Exercise directions - From the entries below, count the lines with "title". Write only the count.

---------- Records for the task ----------

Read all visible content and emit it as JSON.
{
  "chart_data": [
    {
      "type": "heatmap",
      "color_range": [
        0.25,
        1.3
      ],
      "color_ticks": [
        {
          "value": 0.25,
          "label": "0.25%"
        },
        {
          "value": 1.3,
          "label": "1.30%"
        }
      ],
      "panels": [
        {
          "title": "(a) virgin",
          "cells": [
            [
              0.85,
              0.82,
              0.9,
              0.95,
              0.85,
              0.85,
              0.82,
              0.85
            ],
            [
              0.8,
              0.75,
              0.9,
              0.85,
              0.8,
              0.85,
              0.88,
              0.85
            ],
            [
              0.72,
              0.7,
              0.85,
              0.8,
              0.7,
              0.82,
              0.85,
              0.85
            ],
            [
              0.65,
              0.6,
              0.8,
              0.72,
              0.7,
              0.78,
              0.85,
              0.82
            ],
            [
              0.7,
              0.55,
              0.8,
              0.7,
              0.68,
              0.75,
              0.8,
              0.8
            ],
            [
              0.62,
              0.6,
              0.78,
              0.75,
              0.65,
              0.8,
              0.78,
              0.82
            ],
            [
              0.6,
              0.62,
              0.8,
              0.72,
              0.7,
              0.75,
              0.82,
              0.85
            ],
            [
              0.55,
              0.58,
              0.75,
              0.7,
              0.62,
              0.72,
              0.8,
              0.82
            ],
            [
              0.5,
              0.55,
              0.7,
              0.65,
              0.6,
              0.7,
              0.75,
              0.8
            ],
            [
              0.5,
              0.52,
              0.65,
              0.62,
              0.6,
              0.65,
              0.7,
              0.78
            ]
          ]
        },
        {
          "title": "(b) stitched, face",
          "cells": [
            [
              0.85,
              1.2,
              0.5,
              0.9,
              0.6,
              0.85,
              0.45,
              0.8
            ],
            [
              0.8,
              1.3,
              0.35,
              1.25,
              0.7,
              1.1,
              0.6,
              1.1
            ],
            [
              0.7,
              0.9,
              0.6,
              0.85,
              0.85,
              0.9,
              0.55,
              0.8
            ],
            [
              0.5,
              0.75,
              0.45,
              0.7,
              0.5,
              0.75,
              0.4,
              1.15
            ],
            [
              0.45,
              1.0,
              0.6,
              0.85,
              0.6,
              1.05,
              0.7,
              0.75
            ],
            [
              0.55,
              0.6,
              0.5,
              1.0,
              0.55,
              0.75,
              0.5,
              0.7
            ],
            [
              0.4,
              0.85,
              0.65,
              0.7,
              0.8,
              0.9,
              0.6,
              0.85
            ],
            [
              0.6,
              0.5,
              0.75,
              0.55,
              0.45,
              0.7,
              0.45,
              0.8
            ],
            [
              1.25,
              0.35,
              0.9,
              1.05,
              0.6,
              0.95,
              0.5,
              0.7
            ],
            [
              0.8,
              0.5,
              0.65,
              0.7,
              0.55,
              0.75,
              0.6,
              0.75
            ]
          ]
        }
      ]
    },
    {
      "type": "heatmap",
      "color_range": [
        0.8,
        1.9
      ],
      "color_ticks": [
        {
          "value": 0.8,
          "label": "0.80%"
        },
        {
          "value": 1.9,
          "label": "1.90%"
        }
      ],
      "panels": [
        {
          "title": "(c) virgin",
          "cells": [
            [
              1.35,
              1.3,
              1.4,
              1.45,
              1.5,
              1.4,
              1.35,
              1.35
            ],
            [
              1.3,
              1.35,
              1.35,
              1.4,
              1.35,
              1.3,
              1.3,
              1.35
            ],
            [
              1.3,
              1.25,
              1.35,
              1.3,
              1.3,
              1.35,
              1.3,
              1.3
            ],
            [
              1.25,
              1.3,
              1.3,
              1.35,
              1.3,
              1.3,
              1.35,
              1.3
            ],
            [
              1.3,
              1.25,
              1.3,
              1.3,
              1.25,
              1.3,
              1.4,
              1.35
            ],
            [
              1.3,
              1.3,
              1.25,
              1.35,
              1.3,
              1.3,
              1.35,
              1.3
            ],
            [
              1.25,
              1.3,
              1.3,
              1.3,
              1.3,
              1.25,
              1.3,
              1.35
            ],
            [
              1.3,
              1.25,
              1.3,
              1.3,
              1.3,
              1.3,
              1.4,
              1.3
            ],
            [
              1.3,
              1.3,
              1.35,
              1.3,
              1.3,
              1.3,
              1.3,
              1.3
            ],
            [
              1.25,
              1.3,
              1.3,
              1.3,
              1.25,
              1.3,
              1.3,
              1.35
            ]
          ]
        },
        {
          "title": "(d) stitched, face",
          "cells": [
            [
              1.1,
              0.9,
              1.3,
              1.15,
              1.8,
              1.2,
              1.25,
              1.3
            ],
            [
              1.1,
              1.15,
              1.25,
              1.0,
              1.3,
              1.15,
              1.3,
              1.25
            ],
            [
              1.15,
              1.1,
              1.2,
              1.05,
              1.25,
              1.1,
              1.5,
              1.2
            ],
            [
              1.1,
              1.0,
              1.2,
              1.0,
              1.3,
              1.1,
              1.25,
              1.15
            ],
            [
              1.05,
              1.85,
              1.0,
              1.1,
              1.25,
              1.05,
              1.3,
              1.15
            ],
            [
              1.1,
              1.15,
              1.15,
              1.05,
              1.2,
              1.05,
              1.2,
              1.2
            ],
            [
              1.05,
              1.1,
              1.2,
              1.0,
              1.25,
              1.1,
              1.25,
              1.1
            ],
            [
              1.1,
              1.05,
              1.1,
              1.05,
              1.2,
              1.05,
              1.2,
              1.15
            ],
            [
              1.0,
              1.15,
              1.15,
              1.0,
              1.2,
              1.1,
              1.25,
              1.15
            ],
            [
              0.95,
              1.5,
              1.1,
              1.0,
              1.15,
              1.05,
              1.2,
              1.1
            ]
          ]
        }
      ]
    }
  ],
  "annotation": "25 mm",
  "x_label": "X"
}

----------

Output below - 4